_What is expected:_
Output the stretch of material from the line containing "Bar [202, 329, 658, 816]" through the line containing "Text: 206: 206 [80, 364, 100, 374]", both included, copying each line without change.

_Data entries:_

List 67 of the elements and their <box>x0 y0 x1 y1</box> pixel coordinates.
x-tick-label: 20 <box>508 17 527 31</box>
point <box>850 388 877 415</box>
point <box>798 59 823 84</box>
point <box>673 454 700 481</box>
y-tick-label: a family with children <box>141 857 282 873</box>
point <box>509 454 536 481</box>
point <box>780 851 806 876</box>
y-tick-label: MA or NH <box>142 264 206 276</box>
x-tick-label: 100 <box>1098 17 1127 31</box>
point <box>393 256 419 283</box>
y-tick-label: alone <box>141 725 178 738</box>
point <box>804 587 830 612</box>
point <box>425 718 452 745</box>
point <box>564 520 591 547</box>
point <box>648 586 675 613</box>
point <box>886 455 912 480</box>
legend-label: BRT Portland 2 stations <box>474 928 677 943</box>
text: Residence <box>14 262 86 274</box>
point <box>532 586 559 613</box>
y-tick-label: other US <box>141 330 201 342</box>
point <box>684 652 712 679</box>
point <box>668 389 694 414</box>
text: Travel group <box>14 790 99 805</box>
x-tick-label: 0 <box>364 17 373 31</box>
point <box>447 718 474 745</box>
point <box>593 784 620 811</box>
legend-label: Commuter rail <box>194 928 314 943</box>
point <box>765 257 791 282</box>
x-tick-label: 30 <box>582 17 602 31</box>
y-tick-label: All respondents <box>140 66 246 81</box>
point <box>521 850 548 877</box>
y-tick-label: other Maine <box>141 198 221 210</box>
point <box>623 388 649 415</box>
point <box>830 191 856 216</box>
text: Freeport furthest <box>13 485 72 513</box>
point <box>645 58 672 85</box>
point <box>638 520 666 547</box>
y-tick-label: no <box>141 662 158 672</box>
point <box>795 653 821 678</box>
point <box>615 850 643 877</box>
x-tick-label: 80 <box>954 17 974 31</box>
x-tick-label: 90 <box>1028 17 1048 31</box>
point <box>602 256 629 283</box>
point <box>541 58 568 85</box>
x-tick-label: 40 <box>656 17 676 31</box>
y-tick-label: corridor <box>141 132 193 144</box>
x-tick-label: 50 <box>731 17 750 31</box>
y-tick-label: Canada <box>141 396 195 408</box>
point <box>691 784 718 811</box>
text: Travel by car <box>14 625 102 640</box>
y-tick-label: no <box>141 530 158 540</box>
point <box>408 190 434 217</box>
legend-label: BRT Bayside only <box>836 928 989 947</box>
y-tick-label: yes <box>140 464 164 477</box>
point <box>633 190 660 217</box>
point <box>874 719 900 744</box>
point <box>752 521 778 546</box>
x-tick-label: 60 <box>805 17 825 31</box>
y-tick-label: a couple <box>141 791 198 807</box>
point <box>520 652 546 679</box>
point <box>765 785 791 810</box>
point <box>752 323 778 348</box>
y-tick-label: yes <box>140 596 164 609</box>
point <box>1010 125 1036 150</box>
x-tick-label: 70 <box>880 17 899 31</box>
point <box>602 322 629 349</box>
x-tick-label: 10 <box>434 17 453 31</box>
---
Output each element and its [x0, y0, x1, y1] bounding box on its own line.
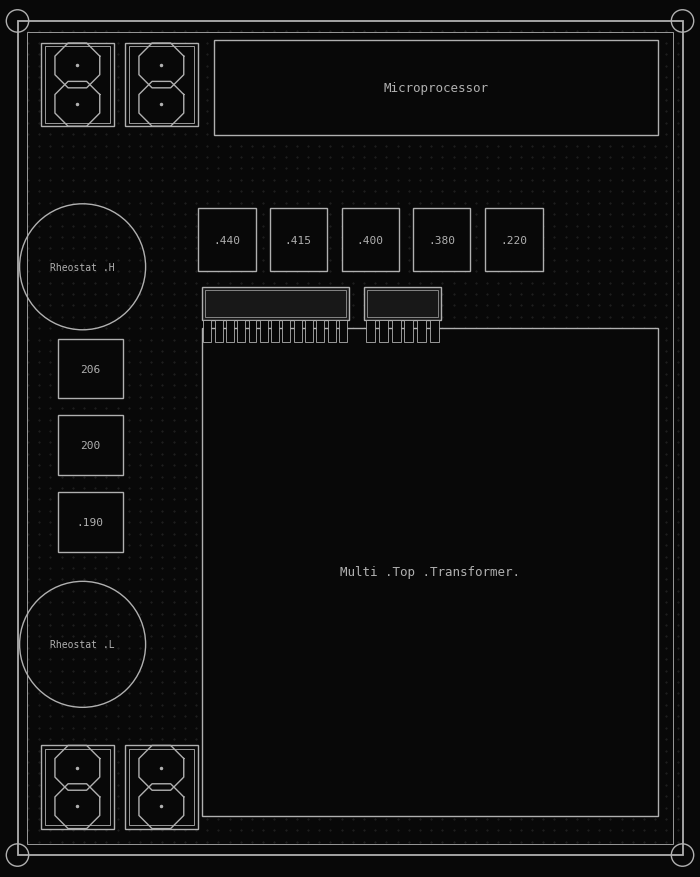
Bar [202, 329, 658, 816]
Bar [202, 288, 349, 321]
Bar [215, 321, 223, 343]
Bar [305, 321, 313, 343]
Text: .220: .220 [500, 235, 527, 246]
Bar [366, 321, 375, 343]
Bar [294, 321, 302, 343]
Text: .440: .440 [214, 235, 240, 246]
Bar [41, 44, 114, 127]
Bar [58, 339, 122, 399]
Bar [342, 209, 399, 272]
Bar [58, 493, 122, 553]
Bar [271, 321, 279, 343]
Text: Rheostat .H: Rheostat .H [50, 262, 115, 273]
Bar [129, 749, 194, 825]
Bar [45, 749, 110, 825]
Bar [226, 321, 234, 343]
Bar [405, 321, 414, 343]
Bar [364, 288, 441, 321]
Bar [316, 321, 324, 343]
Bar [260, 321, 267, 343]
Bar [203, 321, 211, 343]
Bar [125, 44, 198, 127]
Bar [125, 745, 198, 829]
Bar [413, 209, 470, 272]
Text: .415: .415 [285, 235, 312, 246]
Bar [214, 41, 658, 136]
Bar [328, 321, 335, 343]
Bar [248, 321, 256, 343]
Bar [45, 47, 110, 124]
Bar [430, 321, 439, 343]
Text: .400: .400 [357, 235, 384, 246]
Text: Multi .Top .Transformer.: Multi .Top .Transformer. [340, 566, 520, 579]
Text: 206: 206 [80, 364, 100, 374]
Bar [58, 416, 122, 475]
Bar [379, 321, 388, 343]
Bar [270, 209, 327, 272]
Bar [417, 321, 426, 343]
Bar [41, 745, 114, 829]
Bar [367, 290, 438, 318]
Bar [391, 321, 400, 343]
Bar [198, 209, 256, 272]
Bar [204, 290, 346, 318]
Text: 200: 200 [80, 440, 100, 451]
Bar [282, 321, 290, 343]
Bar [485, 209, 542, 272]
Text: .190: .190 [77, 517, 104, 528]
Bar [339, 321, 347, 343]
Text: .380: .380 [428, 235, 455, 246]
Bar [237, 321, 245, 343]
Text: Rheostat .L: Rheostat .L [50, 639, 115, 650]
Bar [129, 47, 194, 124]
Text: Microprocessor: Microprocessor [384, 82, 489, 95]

_Task result:_
Bar [202, 329, 658, 816]
Bar [202, 288, 349, 321]
Bar [215, 321, 223, 343]
Bar [305, 321, 313, 343]
Text: .220: .220 [500, 235, 527, 246]
Bar [366, 321, 375, 343]
Bar [294, 321, 302, 343]
Text: .440: .440 [214, 235, 240, 246]
Bar [41, 44, 114, 127]
Bar [58, 339, 122, 399]
Bar [342, 209, 399, 272]
Bar [58, 493, 122, 553]
Bar [271, 321, 279, 343]
Text: Rheostat .H: Rheostat .H [50, 262, 115, 273]
Bar [129, 749, 194, 825]
Bar [45, 749, 110, 825]
Bar [226, 321, 234, 343]
Bar [405, 321, 414, 343]
Bar [364, 288, 441, 321]
Bar [316, 321, 324, 343]
Bar [260, 321, 267, 343]
Bar [203, 321, 211, 343]
Bar [125, 44, 198, 127]
Bar [125, 745, 198, 829]
Bar [413, 209, 470, 272]
Text: .415: .415 [285, 235, 312, 246]
Bar [214, 41, 658, 136]
Bar [328, 321, 335, 343]
Bar [248, 321, 256, 343]
Bar [45, 47, 110, 124]
Bar [430, 321, 439, 343]
Text: .400: .400 [357, 235, 384, 246]
Text: Multi .Top .Transformer.: Multi .Top .Transformer. [340, 566, 520, 579]
Text: 206: 206 [80, 364, 100, 374]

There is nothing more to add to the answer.